Dataset records:
+--

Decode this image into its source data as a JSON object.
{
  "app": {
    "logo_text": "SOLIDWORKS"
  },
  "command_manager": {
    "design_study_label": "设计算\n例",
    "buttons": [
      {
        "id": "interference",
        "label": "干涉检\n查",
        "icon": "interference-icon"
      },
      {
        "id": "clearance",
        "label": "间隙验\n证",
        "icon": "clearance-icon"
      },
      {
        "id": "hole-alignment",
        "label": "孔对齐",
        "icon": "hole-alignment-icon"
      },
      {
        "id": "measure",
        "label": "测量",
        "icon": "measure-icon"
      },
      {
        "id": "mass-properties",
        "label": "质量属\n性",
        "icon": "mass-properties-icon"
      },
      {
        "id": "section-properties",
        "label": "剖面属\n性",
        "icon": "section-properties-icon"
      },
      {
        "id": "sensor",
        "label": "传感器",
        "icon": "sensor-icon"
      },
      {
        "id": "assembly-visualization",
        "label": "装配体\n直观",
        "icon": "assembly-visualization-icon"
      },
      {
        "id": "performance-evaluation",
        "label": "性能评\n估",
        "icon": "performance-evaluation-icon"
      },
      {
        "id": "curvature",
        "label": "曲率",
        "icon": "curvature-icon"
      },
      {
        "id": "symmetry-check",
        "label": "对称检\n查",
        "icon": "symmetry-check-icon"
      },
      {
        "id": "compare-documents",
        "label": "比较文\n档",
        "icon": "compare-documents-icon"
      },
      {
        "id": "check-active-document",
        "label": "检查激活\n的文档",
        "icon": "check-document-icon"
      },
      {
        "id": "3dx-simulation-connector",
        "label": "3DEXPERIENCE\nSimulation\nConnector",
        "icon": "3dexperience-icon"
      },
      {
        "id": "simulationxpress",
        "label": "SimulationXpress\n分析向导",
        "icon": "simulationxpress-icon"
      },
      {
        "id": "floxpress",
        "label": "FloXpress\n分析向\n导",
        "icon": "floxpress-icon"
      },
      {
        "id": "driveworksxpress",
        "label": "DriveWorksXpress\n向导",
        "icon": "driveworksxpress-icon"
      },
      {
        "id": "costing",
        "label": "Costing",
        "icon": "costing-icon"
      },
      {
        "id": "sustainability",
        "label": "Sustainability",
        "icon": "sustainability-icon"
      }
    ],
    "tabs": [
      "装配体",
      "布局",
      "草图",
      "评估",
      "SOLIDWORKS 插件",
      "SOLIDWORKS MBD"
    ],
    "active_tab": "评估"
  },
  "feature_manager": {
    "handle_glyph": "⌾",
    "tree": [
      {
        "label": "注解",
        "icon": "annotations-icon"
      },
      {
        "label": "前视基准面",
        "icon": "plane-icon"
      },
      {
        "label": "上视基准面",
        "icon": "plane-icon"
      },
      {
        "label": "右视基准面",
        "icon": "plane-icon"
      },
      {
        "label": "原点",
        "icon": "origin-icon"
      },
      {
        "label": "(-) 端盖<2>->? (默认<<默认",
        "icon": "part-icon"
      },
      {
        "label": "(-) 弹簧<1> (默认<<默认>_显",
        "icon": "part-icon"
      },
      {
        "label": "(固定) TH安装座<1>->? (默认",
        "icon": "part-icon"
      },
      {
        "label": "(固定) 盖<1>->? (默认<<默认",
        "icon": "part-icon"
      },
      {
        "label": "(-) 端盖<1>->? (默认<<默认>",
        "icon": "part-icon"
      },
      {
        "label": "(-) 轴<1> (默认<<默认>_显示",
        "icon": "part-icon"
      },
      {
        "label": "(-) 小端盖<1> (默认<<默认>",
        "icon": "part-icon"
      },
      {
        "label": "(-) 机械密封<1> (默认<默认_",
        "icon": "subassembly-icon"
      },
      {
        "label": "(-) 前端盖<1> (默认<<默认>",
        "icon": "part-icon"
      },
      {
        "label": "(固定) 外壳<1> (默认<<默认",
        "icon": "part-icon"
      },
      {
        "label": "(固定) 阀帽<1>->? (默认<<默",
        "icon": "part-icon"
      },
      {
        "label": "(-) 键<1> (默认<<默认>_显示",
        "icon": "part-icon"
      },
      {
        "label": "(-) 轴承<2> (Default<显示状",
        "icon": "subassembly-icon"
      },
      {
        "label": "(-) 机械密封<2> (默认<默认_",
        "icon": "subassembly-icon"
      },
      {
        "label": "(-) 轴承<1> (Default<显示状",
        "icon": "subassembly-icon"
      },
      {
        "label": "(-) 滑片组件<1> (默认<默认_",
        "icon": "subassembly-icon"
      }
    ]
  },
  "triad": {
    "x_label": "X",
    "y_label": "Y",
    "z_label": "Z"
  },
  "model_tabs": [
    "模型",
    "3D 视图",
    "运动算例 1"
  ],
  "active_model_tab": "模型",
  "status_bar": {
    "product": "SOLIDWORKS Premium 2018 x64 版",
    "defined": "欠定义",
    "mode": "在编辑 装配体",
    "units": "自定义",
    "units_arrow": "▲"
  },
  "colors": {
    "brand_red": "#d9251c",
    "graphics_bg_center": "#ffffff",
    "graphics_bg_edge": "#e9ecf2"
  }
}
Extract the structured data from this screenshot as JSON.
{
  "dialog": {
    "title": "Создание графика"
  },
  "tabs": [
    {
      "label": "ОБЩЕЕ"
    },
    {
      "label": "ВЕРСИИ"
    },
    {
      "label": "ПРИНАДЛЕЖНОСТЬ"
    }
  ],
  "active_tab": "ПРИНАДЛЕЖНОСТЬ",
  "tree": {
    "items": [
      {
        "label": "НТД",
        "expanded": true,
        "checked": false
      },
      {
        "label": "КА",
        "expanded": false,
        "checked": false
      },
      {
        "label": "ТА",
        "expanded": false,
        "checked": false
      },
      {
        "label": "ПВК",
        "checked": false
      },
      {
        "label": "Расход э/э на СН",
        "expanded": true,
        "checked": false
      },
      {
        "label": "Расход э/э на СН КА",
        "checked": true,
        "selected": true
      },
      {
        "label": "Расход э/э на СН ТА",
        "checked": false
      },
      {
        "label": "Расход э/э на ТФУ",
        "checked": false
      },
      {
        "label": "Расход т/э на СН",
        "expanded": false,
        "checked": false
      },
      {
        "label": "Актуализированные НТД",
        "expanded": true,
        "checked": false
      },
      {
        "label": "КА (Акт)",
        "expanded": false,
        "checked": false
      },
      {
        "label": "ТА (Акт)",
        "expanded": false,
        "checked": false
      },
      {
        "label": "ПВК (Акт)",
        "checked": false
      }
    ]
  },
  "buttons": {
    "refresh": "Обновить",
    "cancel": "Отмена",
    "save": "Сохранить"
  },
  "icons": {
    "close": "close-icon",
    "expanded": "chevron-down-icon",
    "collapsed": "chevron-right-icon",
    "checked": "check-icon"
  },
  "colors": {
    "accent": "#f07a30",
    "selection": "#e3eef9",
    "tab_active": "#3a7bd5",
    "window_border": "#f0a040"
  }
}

+--

Given instruction: Find the word "section" in the data and copy out each line where it turns up.

Correct result:
        "id": "section-properties",
        "icon": "section-properties-icon"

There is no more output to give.